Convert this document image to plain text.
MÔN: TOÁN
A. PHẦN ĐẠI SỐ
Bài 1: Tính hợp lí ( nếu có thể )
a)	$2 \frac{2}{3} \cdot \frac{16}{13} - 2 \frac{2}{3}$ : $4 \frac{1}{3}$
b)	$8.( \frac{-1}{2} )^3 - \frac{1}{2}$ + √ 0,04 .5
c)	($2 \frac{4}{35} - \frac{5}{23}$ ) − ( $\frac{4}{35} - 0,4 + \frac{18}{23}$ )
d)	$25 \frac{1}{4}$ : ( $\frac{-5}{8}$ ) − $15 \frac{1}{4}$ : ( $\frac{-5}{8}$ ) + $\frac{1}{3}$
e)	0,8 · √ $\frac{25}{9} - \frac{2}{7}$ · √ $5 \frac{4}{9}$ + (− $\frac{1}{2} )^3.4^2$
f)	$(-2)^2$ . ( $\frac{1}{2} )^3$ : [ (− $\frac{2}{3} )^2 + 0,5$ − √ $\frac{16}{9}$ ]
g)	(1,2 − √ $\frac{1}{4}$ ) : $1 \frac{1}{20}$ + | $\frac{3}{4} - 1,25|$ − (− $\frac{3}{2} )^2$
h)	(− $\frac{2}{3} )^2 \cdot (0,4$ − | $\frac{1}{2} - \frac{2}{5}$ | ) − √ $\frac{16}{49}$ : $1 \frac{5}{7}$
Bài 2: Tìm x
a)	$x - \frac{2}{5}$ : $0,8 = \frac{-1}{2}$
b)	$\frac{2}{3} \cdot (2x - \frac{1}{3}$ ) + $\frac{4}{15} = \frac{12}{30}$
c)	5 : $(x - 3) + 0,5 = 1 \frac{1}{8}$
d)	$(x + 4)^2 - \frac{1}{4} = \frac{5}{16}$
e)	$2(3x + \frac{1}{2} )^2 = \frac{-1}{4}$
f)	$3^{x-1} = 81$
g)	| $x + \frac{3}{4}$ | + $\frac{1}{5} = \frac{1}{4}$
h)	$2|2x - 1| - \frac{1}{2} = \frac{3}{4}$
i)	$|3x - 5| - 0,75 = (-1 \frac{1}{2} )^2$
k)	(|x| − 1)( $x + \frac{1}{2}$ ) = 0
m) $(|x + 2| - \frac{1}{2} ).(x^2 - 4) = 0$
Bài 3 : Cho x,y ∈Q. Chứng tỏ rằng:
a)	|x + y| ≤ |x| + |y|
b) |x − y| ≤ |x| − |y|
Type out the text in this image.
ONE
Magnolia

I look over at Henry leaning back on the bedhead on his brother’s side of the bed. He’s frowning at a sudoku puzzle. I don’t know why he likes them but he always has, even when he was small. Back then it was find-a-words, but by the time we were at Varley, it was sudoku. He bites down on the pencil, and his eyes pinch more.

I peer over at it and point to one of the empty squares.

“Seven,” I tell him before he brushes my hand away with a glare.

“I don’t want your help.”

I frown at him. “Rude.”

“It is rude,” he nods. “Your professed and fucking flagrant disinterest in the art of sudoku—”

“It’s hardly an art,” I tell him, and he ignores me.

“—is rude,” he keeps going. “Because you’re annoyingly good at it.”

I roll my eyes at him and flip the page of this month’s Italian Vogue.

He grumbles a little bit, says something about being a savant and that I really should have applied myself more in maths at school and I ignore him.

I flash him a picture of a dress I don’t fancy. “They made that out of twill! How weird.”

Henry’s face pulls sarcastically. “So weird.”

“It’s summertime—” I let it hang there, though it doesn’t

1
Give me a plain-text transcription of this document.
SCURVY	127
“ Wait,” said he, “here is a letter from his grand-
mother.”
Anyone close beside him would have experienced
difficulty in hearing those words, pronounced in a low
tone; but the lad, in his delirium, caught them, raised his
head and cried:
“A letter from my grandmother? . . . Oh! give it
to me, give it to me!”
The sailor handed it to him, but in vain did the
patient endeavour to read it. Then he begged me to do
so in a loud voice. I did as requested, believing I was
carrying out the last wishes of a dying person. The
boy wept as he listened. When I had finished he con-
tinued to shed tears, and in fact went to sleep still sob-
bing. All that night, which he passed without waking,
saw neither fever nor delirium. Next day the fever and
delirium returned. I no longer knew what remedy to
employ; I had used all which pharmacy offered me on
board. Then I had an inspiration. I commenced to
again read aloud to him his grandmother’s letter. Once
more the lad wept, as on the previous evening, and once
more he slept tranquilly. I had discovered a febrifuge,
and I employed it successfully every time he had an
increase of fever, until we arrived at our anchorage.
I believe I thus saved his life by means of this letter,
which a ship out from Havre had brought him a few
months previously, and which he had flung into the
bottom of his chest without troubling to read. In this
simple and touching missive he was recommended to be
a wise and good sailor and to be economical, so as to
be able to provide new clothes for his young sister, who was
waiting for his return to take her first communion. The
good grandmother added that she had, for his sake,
========================================================================
Aim of the task: State how many lines of the records above contain the word "fever", giving only that number.

Solution for this task: 2